_Record excerpts_
________________

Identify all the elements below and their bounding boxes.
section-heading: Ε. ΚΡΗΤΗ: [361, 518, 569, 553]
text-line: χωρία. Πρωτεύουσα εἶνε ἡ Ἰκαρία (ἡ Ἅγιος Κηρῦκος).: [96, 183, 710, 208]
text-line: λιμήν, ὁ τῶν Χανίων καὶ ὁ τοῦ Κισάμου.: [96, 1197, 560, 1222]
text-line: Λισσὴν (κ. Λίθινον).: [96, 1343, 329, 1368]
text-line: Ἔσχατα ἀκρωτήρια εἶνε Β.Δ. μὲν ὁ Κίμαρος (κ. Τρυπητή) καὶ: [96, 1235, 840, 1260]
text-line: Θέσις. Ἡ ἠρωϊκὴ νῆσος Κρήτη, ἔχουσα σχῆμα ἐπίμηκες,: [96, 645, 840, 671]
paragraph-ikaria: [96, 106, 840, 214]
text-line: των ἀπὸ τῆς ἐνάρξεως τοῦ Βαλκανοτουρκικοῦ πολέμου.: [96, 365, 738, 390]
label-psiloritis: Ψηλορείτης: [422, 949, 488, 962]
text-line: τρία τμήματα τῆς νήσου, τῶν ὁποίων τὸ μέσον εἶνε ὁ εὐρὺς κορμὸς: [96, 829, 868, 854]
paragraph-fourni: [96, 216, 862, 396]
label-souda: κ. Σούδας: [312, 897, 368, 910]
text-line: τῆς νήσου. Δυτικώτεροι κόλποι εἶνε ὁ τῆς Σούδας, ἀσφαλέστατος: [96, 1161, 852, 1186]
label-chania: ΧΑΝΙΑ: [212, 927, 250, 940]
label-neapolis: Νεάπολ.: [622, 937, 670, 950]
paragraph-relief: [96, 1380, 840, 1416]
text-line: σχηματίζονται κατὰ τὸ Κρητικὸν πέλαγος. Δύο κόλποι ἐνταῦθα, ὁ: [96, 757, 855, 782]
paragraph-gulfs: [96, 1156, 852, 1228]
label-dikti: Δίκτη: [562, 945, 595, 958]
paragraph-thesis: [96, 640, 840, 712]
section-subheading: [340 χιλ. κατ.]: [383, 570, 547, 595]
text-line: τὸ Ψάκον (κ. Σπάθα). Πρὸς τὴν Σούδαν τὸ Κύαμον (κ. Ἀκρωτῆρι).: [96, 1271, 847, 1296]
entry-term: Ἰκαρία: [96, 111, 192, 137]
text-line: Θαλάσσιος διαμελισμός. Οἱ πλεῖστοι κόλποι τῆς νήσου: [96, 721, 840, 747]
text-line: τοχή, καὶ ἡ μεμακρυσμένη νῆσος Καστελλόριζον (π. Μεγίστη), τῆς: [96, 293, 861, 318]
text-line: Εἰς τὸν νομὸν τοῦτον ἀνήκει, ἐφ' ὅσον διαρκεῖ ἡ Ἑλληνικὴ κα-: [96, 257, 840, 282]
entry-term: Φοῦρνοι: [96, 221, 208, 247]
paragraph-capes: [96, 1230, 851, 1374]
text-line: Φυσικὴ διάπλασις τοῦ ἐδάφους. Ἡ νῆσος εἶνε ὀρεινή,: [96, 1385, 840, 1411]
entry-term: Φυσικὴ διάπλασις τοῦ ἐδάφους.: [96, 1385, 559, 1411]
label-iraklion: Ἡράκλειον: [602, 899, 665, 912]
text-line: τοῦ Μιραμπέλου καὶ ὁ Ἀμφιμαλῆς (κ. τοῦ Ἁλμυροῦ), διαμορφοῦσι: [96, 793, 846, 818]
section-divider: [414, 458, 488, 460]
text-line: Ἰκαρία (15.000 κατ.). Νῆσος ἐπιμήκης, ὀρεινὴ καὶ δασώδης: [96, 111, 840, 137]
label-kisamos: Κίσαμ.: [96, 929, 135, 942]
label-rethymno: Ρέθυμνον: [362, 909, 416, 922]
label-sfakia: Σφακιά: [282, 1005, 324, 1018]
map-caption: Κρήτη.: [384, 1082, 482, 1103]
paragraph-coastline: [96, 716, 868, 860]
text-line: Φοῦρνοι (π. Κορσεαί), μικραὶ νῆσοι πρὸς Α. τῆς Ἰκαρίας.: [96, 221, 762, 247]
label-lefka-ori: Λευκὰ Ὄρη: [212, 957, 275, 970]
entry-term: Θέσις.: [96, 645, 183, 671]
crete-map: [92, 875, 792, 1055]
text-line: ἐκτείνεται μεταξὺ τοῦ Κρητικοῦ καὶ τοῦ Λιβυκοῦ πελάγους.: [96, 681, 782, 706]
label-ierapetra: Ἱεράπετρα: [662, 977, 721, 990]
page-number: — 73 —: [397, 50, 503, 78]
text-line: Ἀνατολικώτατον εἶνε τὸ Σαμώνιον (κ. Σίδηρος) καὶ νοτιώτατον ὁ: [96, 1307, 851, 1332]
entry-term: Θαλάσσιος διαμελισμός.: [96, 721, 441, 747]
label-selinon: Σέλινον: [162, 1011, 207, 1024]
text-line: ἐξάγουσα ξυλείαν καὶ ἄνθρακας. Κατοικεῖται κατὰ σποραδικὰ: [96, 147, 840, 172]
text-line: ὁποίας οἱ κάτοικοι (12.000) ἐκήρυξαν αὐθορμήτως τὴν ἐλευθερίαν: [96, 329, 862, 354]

________________

_Goal_
Please update the lines above by changing every "text-line" to "text-row" and keeping everything else the same.

_Final answer_
Identify all the elements below and their bounding boxes.
section-heading: Ε. ΚΡΗΤΗ: [361, 518, 569, 553]
text-row: χωρία. Πρωτεύουσα εἶνε ἡ Ἰκαρία (ἡ Ἅγιος Κηρῦκος).: [96, 183, 710, 208]
text-row: λιμήν, ὁ τῶν Χανίων καὶ ὁ τοῦ Κισάμου.: [96, 1197, 560, 1222]
text-row: Λισσὴν (κ. Λίθινον).: [96, 1343, 329, 1368]
text-row: Ἔσχατα ἀκρωτήρια εἶνε Β.Δ. μὲν ὁ Κίμαρος (κ. Τρυπητή) καὶ: [96, 1235, 840, 1260]
text-row: Θέσις. Ἡ ἠρωϊκὴ νῆσος Κρήτη, ἔχουσα σχῆμα ἐπίμηκες,: [96, 645, 840, 671]
paragraph-ikaria: [96, 106, 840, 214]
text-row: των ἀπὸ τῆς ἐνάρξεως τοῦ Βαλκανοτουρκικοῦ πολέμου.: [96, 365, 738, 390]
label-psiloritis: Ψηλορείτης: [422, 949, 488, 962]
text-row: τρία τμήματα τῆς νήσου, τῶν ὁποίων τὸ μέσον εἶνε ὁ εὐρὺς κορμὸς: [96, 829, 868, 854]
paragraph-fourni: [96, 216, 862, 396]
label-souda: κ. Σούδας: [312, 897, 368, 910]
text-row: τῆς νήσου. Δυτικώτεροι κόλποι εἶνε ὁ τῆς Σούδας, ἀσφαλέστατος: [96, 1161, 852, 1186]
label-chania: ΧΑΝΙΑ: [212, 927, 250, 940]
label-neapolis: Νεάπολ.: [622, 937, 670, 950]
paragraph-relief: [96, 1380, 840, 1416]
text-row: σχηματίζονται κατὰ τὸ Κρητικὸν πέλαγος. Δύο κόλποι ἐνταῦθα, ὁ: [96, 757, 855, 782]
paragraph-gulfs: [96, 1156, 852, 1228]
label-dikti: Δίκτη: [562, 945, 595, 958]
paragraph-thesis: [96, 640, 840, 712]
section-subheading: [340 χιλ. κατ.]: [383, 570, 547, 595]
text-row: τὸ Ψάκον (κ. Σπάθα). Πρὸς τὴν Σούδαν τὸ Κύαμον (κ. Ἀκρωτῆρι).: [96, 1271, 847, 1296]
entry-term: Ἰκαρία: [96, 111, 192, 137]
text-row: Θαλάσσιος διαμελισμός. Οἱ πλεῖστοι κόλποι τῆς νήσου: [96, 721, 840, 747]
text-row: τοχή, καὶ ἡ μεμακρυσμένη νῆσος Καστελλόριζον (π. Μεγίστη), τῆς: [96, 293, 861, 318]
text-row: Εἰς τὸν νομὸν τοῦτον ἀνήκει, ἐφ' ὅσον διαρκεῖ ἡ Ἑλληνικὴ κα-: [96, 257, 840, 282]
entry-term: Φοῦρνοι: [96, 221, 208, 247]
paragraph-capes: [96, 1230, 851, 1374]
text-row: Φυσικὴ διάπλασις τοῦ ἐδάφους. Ἡ νῆσος εἶνε ὀρεινή,: [96, 1385, 840, 1411]
entry-term: Φυσικὴ διάπλασις τοῦ ἐδάφους.: [96, 1385, 559, 1411]
label-iraklion: Ἡράκλειον: [602, 899, 665, 912]
text-row: τοῦ Μιραμπέλου καὶ ὁ Ἀμφιμαλῆς (κ. τοῦ Ἁλμυροῦ), διαμορφοῦσι: [96, 793, 846, 818]
section-divider: [414, 458, 488, 460]
text-row: Ἰκαρία (15.000 κατ.). Νῆσος ἐπιμήκης, ὀρεινὴ καὶ δασώδης: [96, 111, 840, 137]
label-kisamos: Κίσαμ.: [96, 929, 135, 942]
label-rethymno: Ρέθυμνον: [362, 909, 416, 922]
label-sfakia: Σφακιά: [282, 1005, 324, 1018]
map-caption: Κρήτη.: [384, 1082, 482, 1103]
paragraph-coastline: [96, 716, 868, 860]
text-row: Φοῦρνοι (π. Κορσεαί), μικραὶ νῆσοι πρὸς Α. τῆς Ἰκαρίας.: [96, 221, 762, 247]
label-lefka-ori: Λευκὰ Ὄρη: [212, 957, 275, 970]
entry-term: Θέσις.: [96, 645, 183, 671]
crete-map: [92, 875, 792, 1055]
text-row: ἐκτείνεται μεταξὺ τοῦ Κρητικοῦ καὶ τοῦ Λιβυκοῦ πελάγους.: [96, 681, 782, 706]
label-ierapetra: Ἱεράπετρα: [662, 977, 721, 990]
page-number: — 73 —: [397, 50, 503, 78]
text-row: Ἀνατολικώτατον εἶνε τὸ Σαμώνιον (κ. Σίδηρος) καὶ νοτιώτατον ὁ: [96, 1307, 851, 1332]
entry-term: Θαλάσσιος διαμελισμός.: [96, 721, 441, 747]
label-selinon: Σέλινον: [162, 1011, 207, 1024]
text-row: ἐξάγουσα ξυλείαν καὶ ἄνθρακας. Κατοικεῖται κατὰ σποραδικὰ: [96, 147, 840, 172]
text-row: ὁποίας οἱ κάτοικοι (12.000) ἐκήρυξαν αὐθορμήτως τὴν ἐλευθερίαν: [96, 329, 862, 354]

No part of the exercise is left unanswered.